» **Task prompt**: The records below are split into lines. How many of those lines contain the string "text"? Reply with the number only.

[Collection entries]
-- BEGIN --
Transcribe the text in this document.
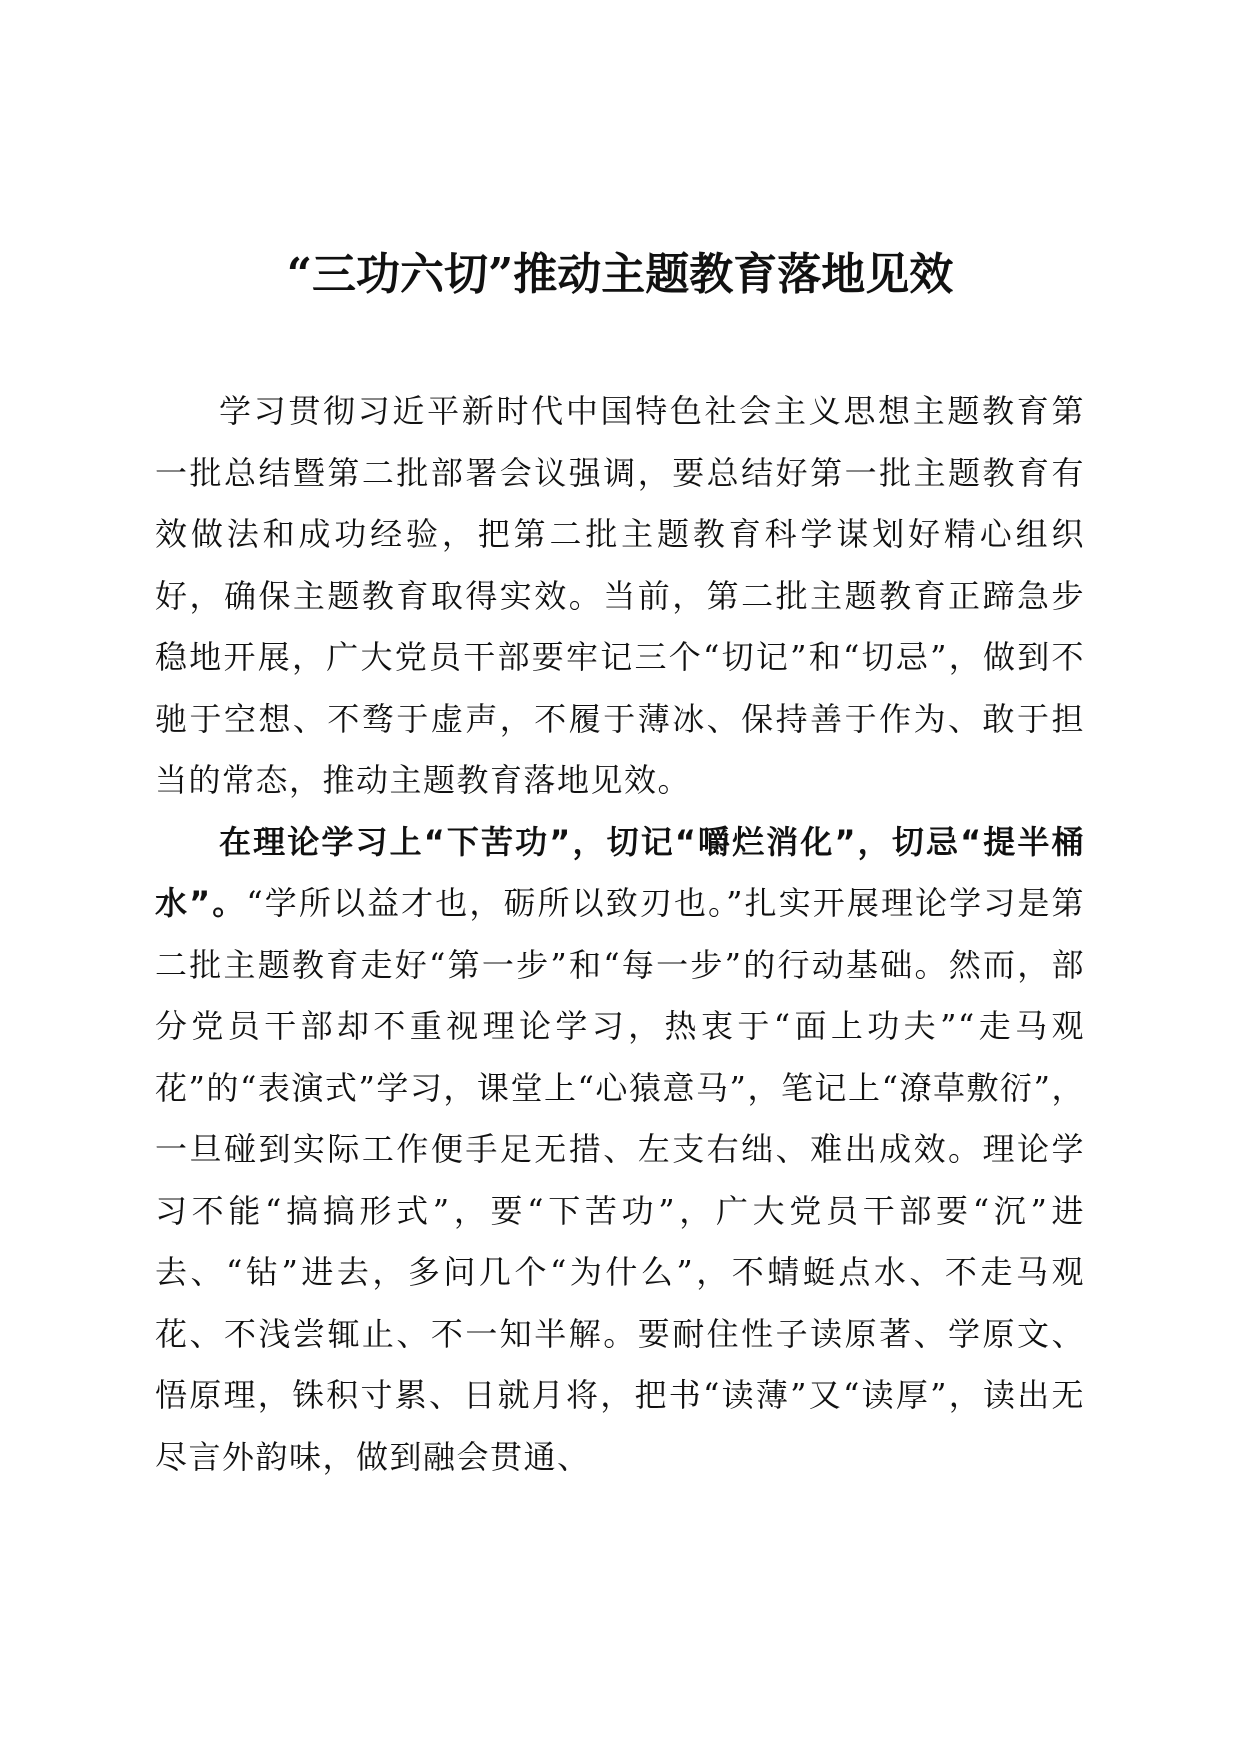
“三功六切”推动主题教育落地见效

学习贯彻习近平新时代中国特色社会主义思想主题教育第一批总结暨第二批部署会议强调，要总结好第一批主题教育有效做法和成功经验，把第二批主题教育科学谋划好精心组织好，确保主题教育取得实效。当前，第二批主题教育正蹄急步稳地开展，广大党员干部要牢记三个“切记”和“切忌”，做到不驰于空想、不骛于虚声，不履于薄冰、保持善于作为、敢于担当的常态，推动主题教育落地见效。

在理论学习上“下苦功”，切记“嚼烂消化”，切忌“提半桶水”。“学所以益才也，砺所以致刃也。”扎实开展理论学习是第二批主题教育走好“第一步”和“每一步”的行动基础。然而，部分党员干部却不重视理论学习，热衷于“面上功夫”“走马观花”的“表演式”学习，课堂上“心猿意马”，笔记上“潦草敷衍”，一旦碰到实际工作便手足无措、左支右绌、难出成效。理论学习不能“搞搞形式”，要“下苦功”，广大党员干部要“沉”进去、“钻”进去，多问几个“为什么”，不蜻蜓点水、不走马观花、不浅尝辄止、不一知半解。要耐住性子读原著、学原文、悟原理，铢积寸累、日就月将，把书“读薄”又“读厚”，读出无尽言外韵味，做到融会贯通、
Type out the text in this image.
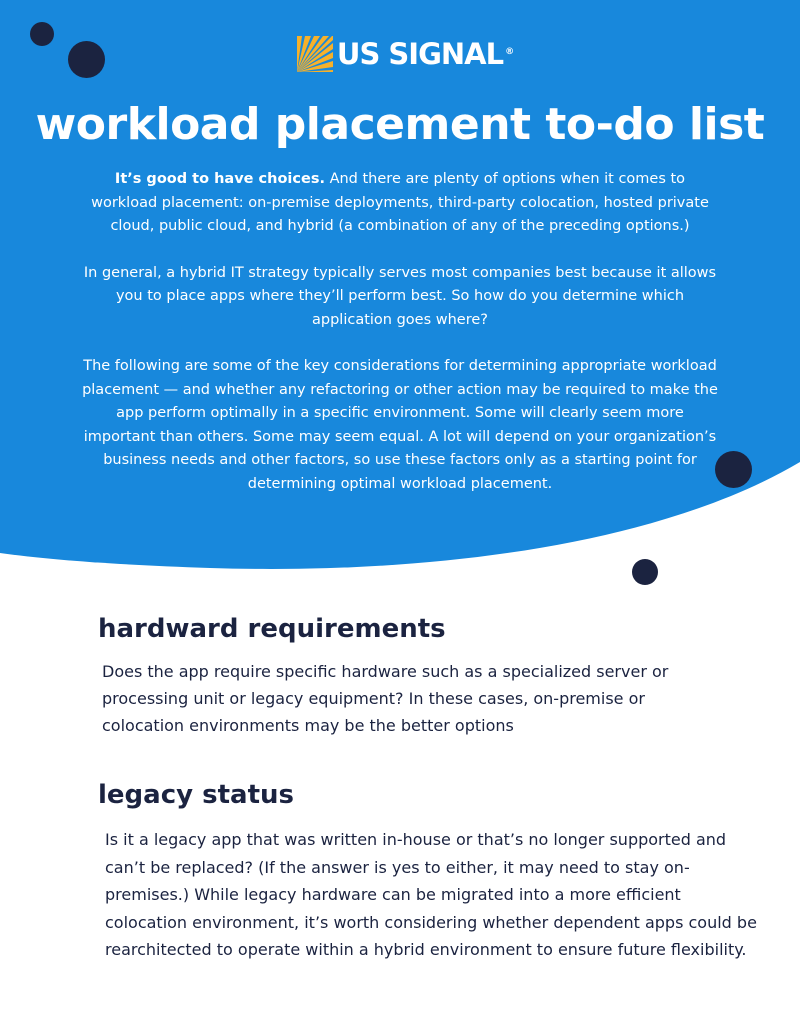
US SIGNAL ®
workload placement to-do list

It’s good to have choices. And there are plenty of options when it comes to workload placement: on-premise deployments, third-party colocation, hosted private cloud, public cloud, and hybrid (a combination of any of the preceding options.)

In general, a hybrid IT strategy typically serves most companies best because it allows you to place apps where they’ll perform best. So how do you determine which application goes where?

The following are some of the key considerations for determining appropriate workload placement — and whether any refactoring or other action may be required to make the app perform optimally in a specific environment. Some will clearly seem more important than others. Some may seem equal. A lot will depend on your organization’s business needs and other factors, so use these factors only as a starting point for determining optimal workload placement.

hardward requirements

Does the app require specific hardware such as a specialized server or processing unit or legacy equipment? In these cases, on-premise or colocation environments may be the better options

legacy status

Is it a legacy app that was written in-house or that’s no longer supported and can’t be replaced? (If the answer is yes to either, it may need to stay on-premises.) While legacy hardware can be migrated into a more efficient colocation environment, it’s worth considering whether dependent apps could be rearchitected to operate within a hybrid environment to ensure future flexibility.
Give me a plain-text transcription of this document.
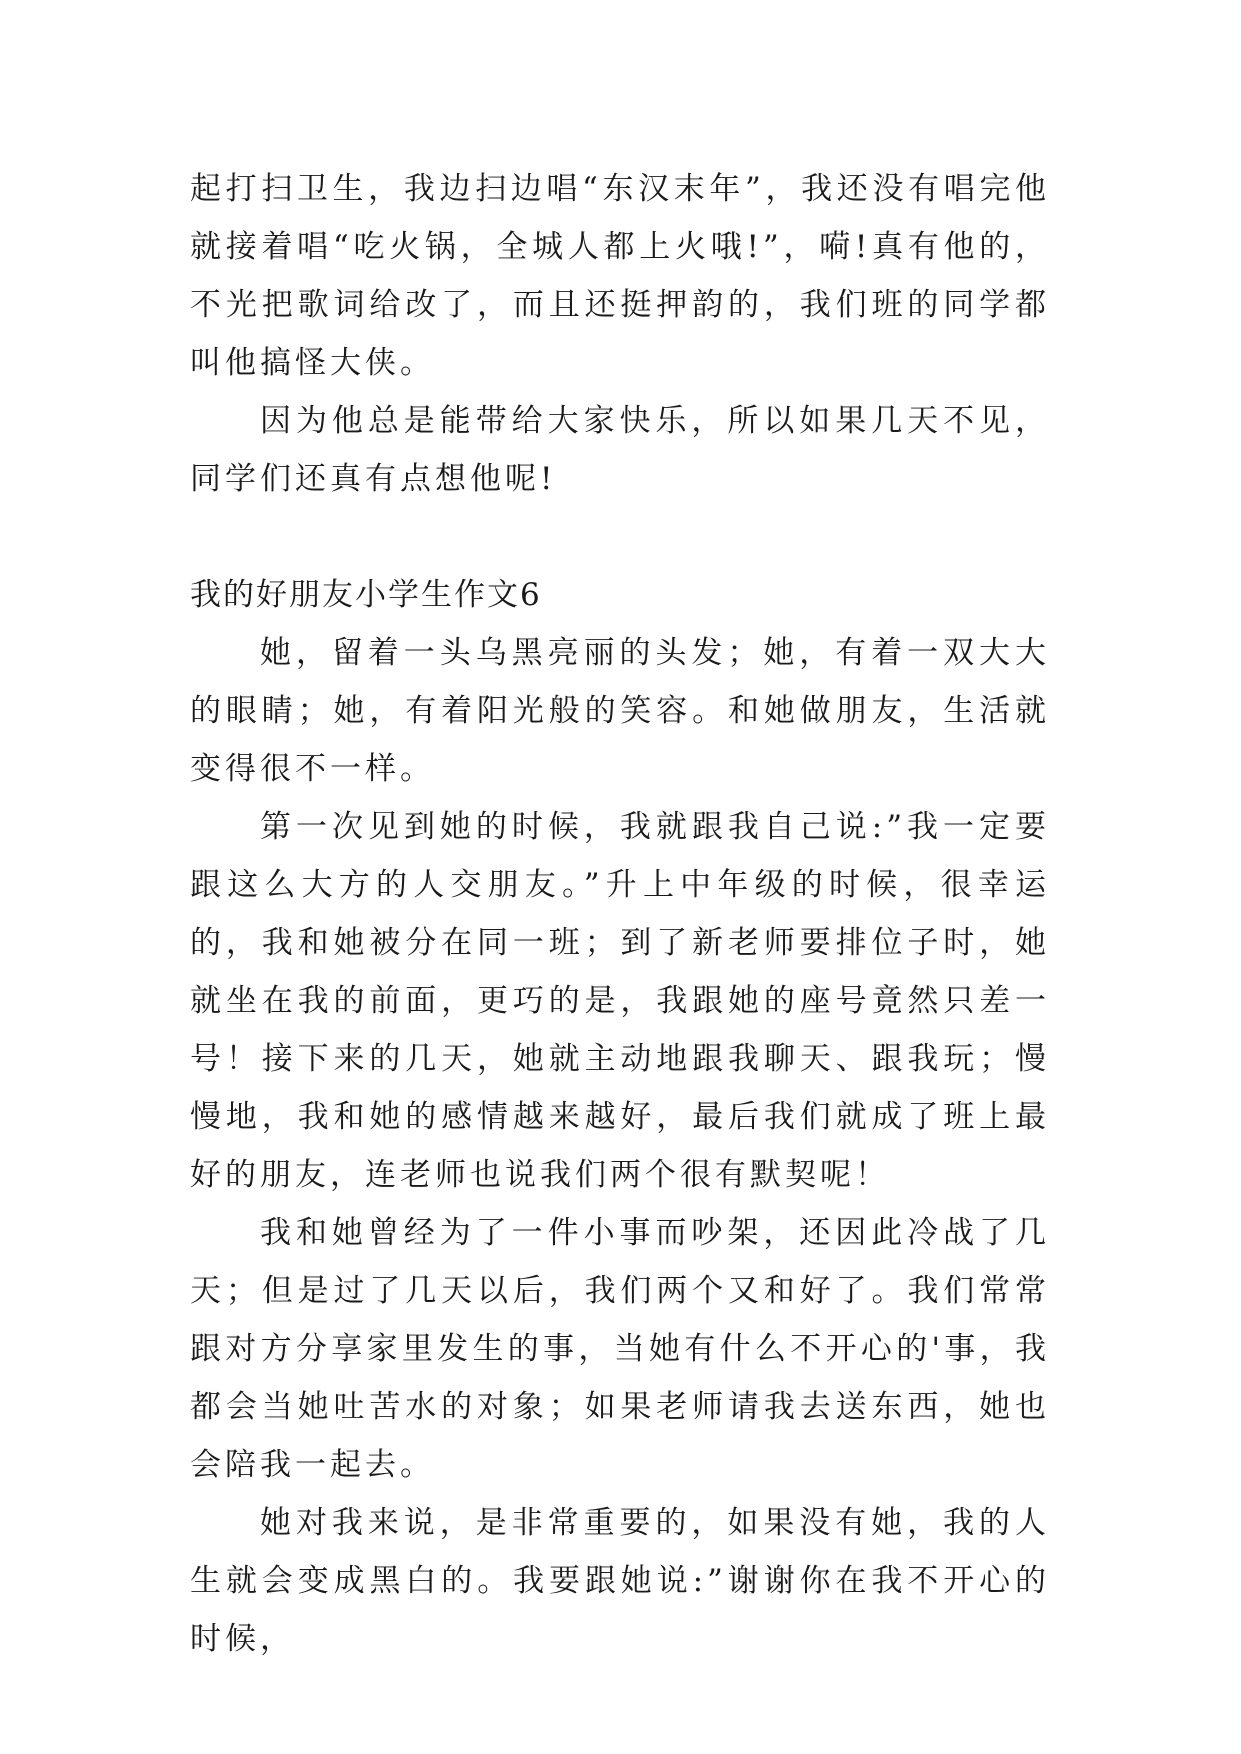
起打扫卫生，我边扫边唱“东汉末年”，我还没有唱完他就接着唱“吃火锅，全城人都上火哦!”，嗬!真有他的，不光把歌词给改了，而且还挺押韵的，我们班的同学都叫他搞怪大侠。

因为他总是能带给大家快乐，所以如果几天不见，同学们还真有点想他呢!

我的好朋友小学生作文6

她，留着一头乌黑亮丽的头发；她，有着一双大大的眼睛；她，有着阳光般的笑容。和她做朋友，生活就变得很不一样。

第一次见到她的时候，我就跟我自己说:”我一定要跟这么大方的人交朋友。”升上中年级的时候，很幸运的，我和她被分在同一班；到了新老师要排位子时，她就坐在我的前面，更巧的是，我跟她的座号竟然只差一号！接下来的几天，她就主动地跟我聊天、跟我玩；慢慢地，我和她的感情越来越好，最后我们就成了班上最好的朋友，连老师也说我们两个很有默契呢！

我和她曾经为了一件小事而吵架，还因此冷战了几天；但是过了几天以后，我们两个又和好了。我们常常跟对方分享家里发生的事，当她有什么不开心的'事，我都会当她吐苦水的对象；如果老师请我去送东西，她也会陪我一起去。

她对我来说，是非常重要的，如果没有她，我的人生就会变成黑白的。我要跟她说:”谢谢你在我不开心的时候，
-- END --
» **Problem solution**: 3